● Given problem
Lines containing the word "icon" are to be counted; state their number and nothing further.

====================

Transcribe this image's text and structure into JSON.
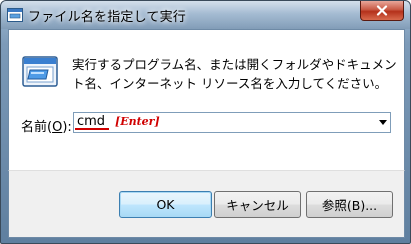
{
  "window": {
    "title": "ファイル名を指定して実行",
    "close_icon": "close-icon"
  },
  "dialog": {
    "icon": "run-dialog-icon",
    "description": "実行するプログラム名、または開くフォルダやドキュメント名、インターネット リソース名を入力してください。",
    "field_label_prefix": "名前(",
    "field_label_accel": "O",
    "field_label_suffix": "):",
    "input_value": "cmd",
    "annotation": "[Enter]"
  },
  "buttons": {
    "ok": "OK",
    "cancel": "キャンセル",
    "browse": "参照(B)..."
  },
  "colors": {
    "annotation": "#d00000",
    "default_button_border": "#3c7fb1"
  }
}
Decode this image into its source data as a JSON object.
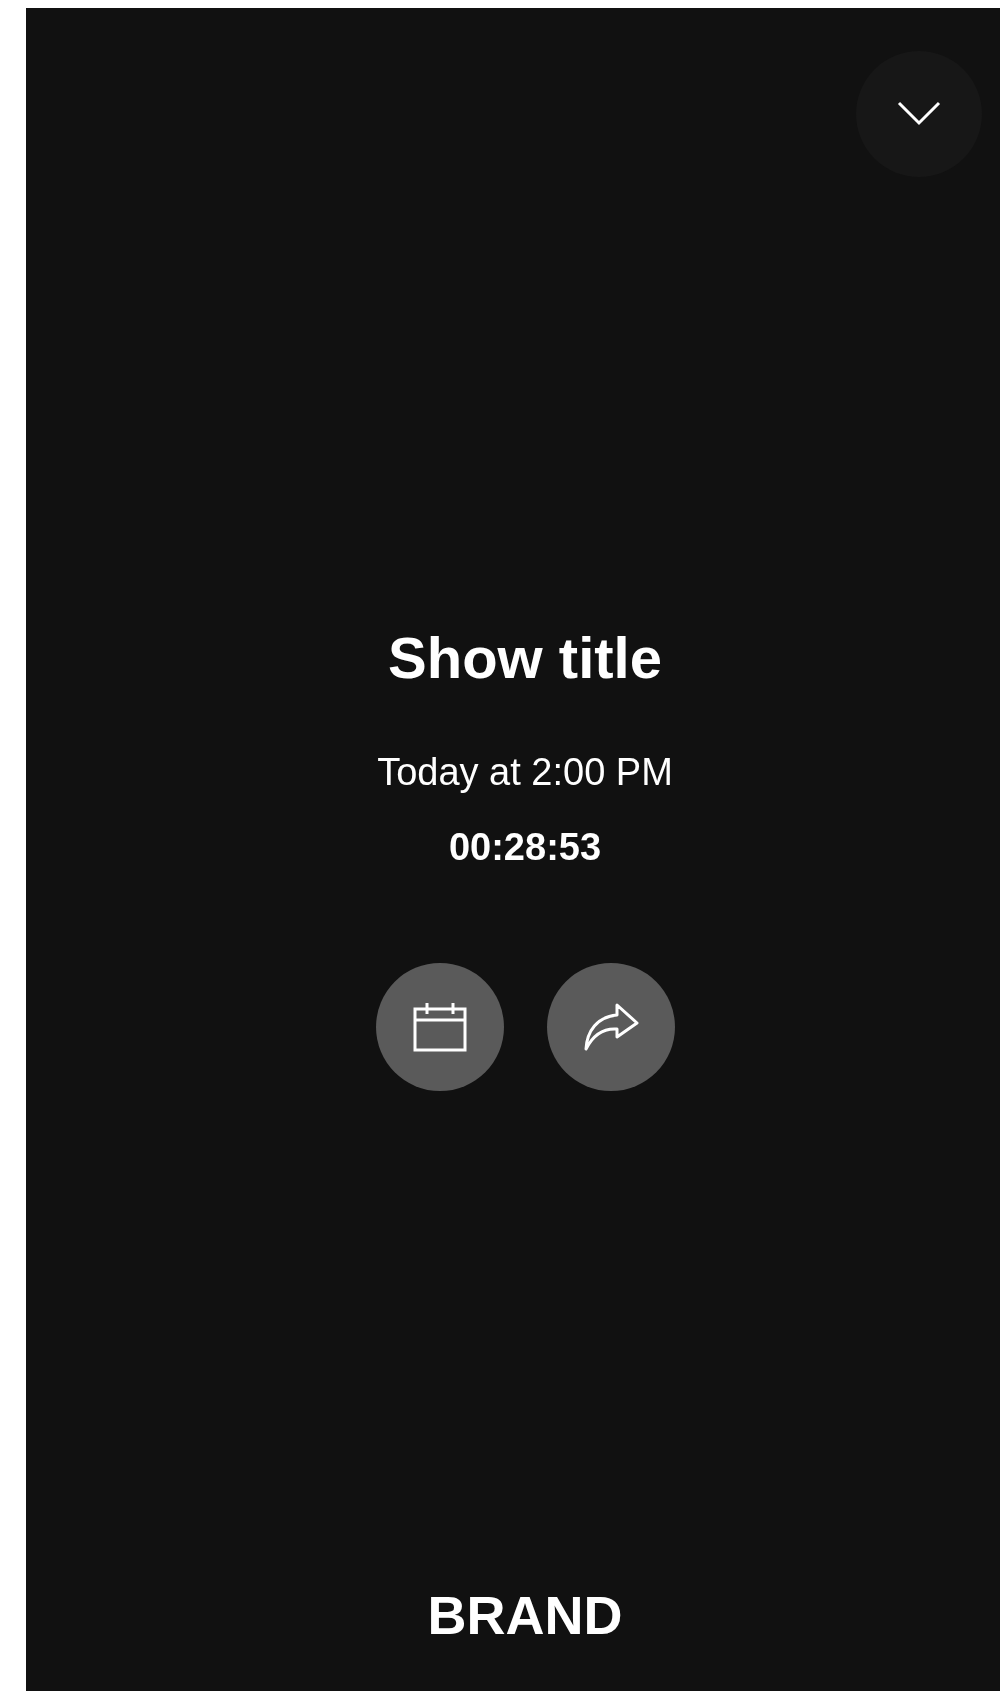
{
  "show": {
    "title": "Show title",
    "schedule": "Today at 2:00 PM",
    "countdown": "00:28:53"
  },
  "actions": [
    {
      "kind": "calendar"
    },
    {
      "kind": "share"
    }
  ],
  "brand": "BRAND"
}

====================

● Answer to this exercise
2